Directions for this task | Carry on the liability bulletin for mental health practitioners below from the point where it stops.

Avoiding Liability Bulletin – January 2014

Advertisements by licensed mental health practitioners must not be false, fraudulent, misleading or deceptive. Care should therefore be taken before one represents himself or herself as an “expert” or a “specialist.” What supports such a representation? Can you back up your claim and be confident and comfortable in doing so? Are you willing to be held to the standard of care of the expert practitioner rather than the standard of care of the ordinary (non-expert) practitioner? Is a specialist expected to know more than the ordinary practitioner (in the area of declared specialty)? Also, see “Y” and “Z” below.

Business licenses are generally required by cities and other governmental entities for those individuals, partnerships, corporations, or other entities conducting a business in the particular jurisdiction. Practitioners who conduct a private practice should check to see whether or not a business license is required in the jurisdiction(s) that may govern the particular locale. While doing business without such a license is generally viewed as a relatively insignificant violation (perhaps a late fee or fine will be assessed), it could result in negative publicity or embarrassment. An exception to this general view might be where a zoning violation is involved.

Confidentiality when providing family therapy presents special issues for the practitioner. The duty of confidentiality is owed to the family unit being treated, but practitioners may want to be able to share information obtained from one of the individual members of the family unit when seen in one or more individual sessions. The practitioner in such circumstances may want to use a “no secrets policy,” where the family might be informed at the outset that the individual session is generally (there may be exceptions) considered to be a part of the family therapy and that the practitioner may be sharing information learned in the individual session with the family unit – as the practitioner deems clinically necessary or appropriate. Care must be taken in drafting such a document.

Driving under the influence of alcohol (or drugs) convictions can result in the loss of one’s license – and I am not referring to the practitioner’s driver’s license. I am referring to the reality that in many or most states, certain criminal convictions are relevant to the issue of whether or not the “bad act” was reasonably related to the qualifications, functions, or duties of the licensed mental health professional. The fact that patient care was not involved is irrelevant. Don’t drink and drive – it has too many bad ramifications for you and the public.

Errors of judgment may not constitute, or amount to, negligence. The general duty of care for a mental health practitioner is to act as the reasonably prudent practitioner of like licensure would act under the same or similar circumstances. Therapists and counselors must use their best clinical judgment, and not all results can be favorable or effective. Reasonable practitioners may differ on the appropriate intervention, and the failure of one approach does not necessarily mean that the practitioner was negligent.

Family law matters, such as custody or visitation disputes, may lead to complaints to the state regulatory board against practitioners who are treating one or more members of the family and who provide the court with a declaration or affidavit “singing the praises” of the client being treated and criticizing one of the parents. Thus- when involved with such legal proceedings, it is important to make sure that any such statements made are authorized, objective, and supportable.

Gifts to or from patients can be problematic, although not necessarily unethical or unlawful. As I have written about before – if you attend a long-term patient’s wedding because of the special meaning it would have for the patient and you give the patient a gift – will you possibly be met with “I pay you $150 twice a week for the past year and this is what I get?”

HIPAA requires health care practitioners who are “covered providers” to prominently post and make available their Notice of Privacy Practices on any web site they maintain that provides information about their customer services or benefits. There are now sample Notices (different models) available through the U.S. Department of Health and Human Services. HHS says that these Notices were designed to be clear and easily understandable by the consumer!

(Stored items)
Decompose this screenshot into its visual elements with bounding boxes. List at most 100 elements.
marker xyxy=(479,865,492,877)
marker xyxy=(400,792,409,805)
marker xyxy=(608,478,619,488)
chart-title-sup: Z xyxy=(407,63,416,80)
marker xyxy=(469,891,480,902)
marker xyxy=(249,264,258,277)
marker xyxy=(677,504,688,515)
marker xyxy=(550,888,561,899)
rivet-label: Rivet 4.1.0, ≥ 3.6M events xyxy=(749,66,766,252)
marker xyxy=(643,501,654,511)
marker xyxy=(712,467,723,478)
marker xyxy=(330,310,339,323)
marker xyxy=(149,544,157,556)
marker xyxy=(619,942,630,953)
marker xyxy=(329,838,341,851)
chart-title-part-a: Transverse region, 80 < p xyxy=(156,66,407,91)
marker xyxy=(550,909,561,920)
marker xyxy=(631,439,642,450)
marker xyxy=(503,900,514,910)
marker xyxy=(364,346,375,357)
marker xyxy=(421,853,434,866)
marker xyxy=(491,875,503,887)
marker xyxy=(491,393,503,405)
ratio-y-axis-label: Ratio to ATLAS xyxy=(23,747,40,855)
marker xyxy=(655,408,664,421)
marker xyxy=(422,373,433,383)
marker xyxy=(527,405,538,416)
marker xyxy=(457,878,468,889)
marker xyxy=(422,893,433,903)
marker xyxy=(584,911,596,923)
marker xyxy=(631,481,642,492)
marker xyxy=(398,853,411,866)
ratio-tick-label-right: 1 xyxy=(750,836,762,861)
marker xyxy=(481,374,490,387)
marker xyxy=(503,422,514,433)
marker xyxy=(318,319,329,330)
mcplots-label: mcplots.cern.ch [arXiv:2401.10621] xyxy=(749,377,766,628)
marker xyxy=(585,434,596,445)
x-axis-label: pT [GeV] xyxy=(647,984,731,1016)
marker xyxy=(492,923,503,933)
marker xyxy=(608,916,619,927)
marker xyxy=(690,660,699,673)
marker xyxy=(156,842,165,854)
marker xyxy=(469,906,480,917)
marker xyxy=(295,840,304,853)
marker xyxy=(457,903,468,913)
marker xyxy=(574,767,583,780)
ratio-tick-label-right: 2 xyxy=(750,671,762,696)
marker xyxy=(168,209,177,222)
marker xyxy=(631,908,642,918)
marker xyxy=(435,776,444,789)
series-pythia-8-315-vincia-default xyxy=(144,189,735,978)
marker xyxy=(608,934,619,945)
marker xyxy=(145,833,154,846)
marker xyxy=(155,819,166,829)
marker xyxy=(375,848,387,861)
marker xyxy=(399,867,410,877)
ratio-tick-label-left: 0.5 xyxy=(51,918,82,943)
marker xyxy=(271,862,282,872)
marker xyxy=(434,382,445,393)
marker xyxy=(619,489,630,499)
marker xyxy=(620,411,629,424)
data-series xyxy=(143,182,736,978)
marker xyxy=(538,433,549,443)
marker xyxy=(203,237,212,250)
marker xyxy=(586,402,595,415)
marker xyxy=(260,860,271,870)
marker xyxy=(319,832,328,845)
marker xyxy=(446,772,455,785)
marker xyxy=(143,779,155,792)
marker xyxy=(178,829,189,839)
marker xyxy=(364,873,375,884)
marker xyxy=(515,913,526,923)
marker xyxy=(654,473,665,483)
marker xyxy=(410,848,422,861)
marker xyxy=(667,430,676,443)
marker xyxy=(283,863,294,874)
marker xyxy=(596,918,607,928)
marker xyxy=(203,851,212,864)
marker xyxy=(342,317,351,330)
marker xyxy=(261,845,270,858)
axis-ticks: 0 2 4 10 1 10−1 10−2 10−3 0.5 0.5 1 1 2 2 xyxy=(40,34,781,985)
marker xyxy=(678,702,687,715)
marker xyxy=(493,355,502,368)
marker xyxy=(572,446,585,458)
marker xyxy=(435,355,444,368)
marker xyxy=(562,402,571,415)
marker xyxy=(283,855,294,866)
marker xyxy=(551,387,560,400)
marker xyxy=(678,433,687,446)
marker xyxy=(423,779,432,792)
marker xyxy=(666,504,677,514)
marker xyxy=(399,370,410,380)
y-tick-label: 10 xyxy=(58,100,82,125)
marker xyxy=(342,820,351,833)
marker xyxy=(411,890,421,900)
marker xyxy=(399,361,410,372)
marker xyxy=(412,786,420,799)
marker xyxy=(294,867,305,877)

Task response |
Involuntary commitment is just one of several options that may be available and appropriate when dealing with the patient who presents an imminent danger of physical violence to self or to others. Are you familiar with the manner in which an involuntary commitment can be initiated by you under state law?

Joint legal custody may have different meanings in different states, and practitioners must be certain that they understand the authority of a parent with joint legal custody who brings a child in for treatment. Does the law or the court order require the consent of both parents before treatment can begin, or can either parent consent to treatment? In some states, as with California, it may be one joint custodian alone (unless the court order specifies otherwise). In some situations, the minor patient (12 or older) may be able to consent to his or her own treatment, even over the objection of a parent with joint legal custody. Practitioner should carefully consider whether or not they should treat, even if legally permissible.

Keeping “good” records, especially at important junctures in the professional relationship, can help practitioners whose judgments or actions are later questioned – whether in a claim or lawsuit by a patient or former patient, or in a disciplinary proceeding. For example, when the treatment plan changes, or when the nature of your relationship with multiple members of a family changes (e.g., when couple therapy ends and individual therapy begins), or when determining whether a patient is a danger to self or to others, or determining whether reasonable suspicion of child or elder abuse exists, accurate and adequate recordkeeping may prove helpful – assuming that the practitioner is acting in a reasonably prudent manner!

Lawyers who threaten psychotherapists with contempt of court when the psychotherapist refuses to quickly comply with a subpoena (e.g., initially claims the privilege when a subpoena for records is served) are seldom able to successfully carry out their threats. The manner in which a subpoena is handled by the practitioner varies from state to state, but the existence of the privileged relationship, at least at the outset, should result in a reluctance of the practitioner to reflexively comply. If the subpoena is for an appearance and for testimony in court, the issue of privilege can usually be raised by the patient’s attorney – unless the privilege is being waived by the patient.

Mandated reporters of child abuse or elder abuse are typically granted immunity from civil or criminal liability for making reports that are either authorized or required under the state’s reporting laws. This immunity may apply, depending upon state law, even if the therapist or counselor negligently reports child or elder abuse.

Never allow your license to lapse and never allow your malpractice insurance to lapse because you simply overlook the expiration date. Don’t rely upon notification from others – take the initiative and make sure that you are licensed and covered by insurance by proper calendaring. Some practitioners move and may fail to promptly notify others of the new address – thus, a renewal notice may be missed.

Oral authorization to release records is generally not legally sufficient – either under HIPAA or applicable state law. State law may also require that a valid authorization to release information pertaining to a patient contain specified information or elements. One such element may be the date upon which the authorization expires (or the specific date after which an authorization is no longer valid).

Privileged information involves the right by a licensed mental health practitioner to withhold testimony or treatment records in a legal proceeding, even if the testimony or the production of records is sought by subpoena. Although the general rule is that no person has a right to refuse to be a witness in a legal proceeding, the psychotherapist-patient privilege (an evidentiary matter) allows a psychotherapist to protect the privacy of the patient’s communications and the treatment records by asserting or claiming the privilege when records and testimony are first sought. The patient is usually the holder of the privilege and may waive the privilege, either expressly or by operation of law.

Quash – not squash! A subpoena may be “quashed.”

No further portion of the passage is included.